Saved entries

* Begin *

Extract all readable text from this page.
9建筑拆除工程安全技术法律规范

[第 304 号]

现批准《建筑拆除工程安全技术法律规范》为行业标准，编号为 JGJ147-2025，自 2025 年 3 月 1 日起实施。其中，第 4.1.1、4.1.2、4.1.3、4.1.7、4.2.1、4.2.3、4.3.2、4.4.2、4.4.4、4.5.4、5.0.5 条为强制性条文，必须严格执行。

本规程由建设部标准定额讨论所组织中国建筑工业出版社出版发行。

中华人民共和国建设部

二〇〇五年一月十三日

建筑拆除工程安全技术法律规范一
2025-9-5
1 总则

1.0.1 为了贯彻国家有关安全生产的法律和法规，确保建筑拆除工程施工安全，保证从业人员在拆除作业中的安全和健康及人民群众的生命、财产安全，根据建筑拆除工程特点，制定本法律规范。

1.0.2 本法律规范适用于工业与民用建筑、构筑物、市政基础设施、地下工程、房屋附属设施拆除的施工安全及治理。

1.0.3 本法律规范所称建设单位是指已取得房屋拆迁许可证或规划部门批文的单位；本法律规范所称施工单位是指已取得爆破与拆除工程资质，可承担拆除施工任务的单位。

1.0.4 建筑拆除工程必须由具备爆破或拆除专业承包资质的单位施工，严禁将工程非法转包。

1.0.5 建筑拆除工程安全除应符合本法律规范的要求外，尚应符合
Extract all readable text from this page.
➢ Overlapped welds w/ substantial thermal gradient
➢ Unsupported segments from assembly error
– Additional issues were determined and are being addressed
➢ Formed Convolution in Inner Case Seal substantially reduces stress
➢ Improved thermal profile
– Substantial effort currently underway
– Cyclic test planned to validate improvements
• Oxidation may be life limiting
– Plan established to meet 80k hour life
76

* End *

* _What you have to do_
Which lines contain "life"? Copy each of them out.

* _Correct answer_
• Oxidation may be life limiting
– Plan established to meet 80k hour life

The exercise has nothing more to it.